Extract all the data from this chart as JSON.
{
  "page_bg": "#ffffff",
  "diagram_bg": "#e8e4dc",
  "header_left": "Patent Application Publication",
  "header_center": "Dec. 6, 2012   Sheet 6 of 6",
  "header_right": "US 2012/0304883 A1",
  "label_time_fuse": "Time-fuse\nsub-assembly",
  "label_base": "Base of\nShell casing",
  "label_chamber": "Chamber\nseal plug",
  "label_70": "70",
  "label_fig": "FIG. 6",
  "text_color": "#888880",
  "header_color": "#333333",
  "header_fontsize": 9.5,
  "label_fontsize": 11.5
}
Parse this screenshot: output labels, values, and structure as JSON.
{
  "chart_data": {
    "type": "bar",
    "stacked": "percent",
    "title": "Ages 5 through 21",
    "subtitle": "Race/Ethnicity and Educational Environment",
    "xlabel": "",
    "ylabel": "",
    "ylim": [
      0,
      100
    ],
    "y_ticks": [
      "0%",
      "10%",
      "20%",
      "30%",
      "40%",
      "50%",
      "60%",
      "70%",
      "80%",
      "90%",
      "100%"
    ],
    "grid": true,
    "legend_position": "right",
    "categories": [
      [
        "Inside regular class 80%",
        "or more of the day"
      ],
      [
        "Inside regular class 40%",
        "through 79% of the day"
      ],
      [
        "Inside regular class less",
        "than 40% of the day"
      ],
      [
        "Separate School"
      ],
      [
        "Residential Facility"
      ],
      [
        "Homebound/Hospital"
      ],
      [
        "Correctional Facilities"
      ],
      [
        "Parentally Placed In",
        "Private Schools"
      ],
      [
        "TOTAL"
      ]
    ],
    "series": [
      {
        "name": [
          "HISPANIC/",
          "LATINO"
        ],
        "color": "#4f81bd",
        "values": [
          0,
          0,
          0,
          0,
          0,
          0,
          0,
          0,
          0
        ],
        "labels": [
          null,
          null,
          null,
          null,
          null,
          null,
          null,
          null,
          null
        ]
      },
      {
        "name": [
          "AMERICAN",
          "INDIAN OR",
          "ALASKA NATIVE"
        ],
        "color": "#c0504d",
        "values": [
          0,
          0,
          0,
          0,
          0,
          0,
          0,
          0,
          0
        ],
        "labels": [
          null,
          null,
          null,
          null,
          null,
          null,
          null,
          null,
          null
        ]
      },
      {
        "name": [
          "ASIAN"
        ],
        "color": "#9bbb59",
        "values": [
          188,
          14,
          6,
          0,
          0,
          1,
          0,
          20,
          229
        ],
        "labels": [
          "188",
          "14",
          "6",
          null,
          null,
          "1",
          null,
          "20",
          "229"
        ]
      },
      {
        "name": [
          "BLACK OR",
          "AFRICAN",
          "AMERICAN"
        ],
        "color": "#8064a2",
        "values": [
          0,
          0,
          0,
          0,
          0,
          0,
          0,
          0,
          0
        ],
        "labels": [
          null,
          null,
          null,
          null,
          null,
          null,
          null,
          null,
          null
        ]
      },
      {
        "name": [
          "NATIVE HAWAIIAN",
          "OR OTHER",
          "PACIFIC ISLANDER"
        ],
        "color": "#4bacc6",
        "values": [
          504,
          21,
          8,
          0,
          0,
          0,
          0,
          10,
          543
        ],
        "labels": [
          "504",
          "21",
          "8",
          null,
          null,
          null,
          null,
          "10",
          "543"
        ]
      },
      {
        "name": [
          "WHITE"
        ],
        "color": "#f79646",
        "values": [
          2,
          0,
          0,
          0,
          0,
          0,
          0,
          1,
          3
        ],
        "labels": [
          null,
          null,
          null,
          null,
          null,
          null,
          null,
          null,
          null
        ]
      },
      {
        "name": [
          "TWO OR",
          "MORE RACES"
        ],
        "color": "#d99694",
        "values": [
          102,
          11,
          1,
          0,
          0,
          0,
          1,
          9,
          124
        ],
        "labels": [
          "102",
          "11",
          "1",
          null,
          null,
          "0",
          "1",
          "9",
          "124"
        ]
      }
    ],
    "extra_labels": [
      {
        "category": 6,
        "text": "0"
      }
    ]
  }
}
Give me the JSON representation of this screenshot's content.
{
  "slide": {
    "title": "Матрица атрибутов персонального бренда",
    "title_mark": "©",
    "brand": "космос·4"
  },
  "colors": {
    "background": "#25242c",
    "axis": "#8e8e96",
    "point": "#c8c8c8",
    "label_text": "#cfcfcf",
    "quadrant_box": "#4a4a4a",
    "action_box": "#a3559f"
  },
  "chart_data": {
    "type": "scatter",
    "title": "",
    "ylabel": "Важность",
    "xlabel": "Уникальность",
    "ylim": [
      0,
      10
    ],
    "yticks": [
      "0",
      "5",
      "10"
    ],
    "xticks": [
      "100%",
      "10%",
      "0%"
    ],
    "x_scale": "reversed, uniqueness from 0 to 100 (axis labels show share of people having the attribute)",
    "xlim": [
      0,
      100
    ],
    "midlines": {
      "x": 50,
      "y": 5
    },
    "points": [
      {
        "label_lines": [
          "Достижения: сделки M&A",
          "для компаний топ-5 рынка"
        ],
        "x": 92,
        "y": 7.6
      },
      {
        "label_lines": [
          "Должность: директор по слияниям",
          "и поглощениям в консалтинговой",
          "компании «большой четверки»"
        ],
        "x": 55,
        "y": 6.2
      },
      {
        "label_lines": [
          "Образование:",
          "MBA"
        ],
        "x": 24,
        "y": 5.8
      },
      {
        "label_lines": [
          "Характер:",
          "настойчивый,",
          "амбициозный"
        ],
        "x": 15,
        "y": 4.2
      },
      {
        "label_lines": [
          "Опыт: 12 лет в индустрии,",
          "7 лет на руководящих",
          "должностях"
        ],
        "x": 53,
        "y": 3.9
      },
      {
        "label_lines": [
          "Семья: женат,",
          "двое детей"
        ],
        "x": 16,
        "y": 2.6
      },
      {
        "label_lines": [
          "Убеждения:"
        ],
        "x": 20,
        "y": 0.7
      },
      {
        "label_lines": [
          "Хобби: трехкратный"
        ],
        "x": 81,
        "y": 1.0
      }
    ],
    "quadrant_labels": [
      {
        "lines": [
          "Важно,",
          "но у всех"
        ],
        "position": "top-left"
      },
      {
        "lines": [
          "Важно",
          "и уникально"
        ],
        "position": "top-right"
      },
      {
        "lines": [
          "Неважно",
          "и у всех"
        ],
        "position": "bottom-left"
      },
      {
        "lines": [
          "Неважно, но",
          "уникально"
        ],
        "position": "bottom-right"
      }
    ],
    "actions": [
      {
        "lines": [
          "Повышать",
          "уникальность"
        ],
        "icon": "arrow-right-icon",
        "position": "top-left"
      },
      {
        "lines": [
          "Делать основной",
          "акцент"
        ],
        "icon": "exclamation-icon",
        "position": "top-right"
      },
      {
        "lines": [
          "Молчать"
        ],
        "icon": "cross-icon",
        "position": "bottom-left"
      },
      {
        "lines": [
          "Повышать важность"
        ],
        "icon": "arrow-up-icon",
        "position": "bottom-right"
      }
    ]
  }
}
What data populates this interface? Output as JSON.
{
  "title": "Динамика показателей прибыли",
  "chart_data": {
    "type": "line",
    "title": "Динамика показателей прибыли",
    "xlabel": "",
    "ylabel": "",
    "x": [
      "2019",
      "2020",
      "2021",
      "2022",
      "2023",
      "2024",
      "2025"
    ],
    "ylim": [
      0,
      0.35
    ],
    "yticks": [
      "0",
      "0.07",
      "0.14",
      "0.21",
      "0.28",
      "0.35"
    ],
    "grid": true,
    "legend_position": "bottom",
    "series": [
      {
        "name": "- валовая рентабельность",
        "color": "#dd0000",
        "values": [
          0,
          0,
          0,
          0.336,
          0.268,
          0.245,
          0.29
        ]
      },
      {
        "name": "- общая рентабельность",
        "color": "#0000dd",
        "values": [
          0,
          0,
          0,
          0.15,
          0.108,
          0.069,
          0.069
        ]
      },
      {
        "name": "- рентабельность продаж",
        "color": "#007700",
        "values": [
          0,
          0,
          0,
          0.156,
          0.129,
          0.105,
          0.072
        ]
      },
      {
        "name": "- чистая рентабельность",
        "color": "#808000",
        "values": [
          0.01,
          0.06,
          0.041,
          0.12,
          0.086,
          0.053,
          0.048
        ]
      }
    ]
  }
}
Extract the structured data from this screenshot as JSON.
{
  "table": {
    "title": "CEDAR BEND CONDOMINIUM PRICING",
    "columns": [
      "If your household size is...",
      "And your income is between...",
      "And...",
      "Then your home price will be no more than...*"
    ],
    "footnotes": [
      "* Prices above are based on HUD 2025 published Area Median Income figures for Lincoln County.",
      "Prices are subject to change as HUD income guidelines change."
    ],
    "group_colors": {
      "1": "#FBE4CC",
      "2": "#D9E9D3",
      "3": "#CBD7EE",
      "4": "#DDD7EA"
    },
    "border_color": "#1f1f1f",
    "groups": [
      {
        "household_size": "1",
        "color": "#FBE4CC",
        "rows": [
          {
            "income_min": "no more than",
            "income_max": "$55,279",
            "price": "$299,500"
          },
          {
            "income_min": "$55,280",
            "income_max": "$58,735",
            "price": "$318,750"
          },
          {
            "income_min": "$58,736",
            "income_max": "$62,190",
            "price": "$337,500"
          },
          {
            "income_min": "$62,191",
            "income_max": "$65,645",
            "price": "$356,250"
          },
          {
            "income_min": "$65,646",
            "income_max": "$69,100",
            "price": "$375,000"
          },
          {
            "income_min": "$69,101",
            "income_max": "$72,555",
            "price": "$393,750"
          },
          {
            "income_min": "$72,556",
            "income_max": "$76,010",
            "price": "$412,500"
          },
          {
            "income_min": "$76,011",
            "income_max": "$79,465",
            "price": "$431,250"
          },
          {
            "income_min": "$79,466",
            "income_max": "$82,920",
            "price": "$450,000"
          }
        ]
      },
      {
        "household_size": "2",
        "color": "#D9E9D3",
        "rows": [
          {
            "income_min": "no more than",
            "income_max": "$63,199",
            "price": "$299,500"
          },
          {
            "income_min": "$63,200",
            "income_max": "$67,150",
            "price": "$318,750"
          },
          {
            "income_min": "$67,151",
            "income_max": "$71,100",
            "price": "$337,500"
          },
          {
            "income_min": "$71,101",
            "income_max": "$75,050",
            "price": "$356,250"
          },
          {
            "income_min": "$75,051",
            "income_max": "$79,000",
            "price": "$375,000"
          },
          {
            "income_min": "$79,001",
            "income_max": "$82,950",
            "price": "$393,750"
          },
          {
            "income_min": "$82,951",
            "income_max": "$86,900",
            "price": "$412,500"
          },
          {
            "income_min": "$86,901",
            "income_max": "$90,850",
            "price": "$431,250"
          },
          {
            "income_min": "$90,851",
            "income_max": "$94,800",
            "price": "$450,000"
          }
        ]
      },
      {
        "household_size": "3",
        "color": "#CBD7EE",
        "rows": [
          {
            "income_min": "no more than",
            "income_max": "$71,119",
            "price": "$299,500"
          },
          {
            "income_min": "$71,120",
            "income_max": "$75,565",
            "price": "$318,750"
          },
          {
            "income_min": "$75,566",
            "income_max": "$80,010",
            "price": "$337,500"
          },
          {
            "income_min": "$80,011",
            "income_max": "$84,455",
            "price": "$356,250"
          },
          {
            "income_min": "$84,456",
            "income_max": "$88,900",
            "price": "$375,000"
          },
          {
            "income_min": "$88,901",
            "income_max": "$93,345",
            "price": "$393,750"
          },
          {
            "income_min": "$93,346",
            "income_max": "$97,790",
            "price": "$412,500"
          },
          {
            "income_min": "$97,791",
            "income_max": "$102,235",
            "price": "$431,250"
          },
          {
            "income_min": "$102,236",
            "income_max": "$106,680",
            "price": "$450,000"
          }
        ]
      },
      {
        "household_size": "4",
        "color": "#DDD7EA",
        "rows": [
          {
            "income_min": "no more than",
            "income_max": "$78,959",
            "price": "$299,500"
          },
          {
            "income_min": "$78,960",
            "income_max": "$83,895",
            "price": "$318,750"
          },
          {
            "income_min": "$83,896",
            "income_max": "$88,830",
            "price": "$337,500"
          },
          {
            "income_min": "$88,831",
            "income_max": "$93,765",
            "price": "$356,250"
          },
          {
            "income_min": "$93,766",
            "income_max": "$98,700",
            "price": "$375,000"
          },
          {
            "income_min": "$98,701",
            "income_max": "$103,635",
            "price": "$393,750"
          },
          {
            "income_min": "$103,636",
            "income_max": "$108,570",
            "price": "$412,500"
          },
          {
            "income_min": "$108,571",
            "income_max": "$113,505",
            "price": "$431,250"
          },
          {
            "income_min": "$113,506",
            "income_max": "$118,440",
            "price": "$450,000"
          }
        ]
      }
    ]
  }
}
⁂
Show all lines from the data above in which the word "icon" appears.

        "icon": "arrow-right-icon",
        "icon": "exclamation-icon",
        "icon": "cross-icon",
        "icon": "arrow-up-icon",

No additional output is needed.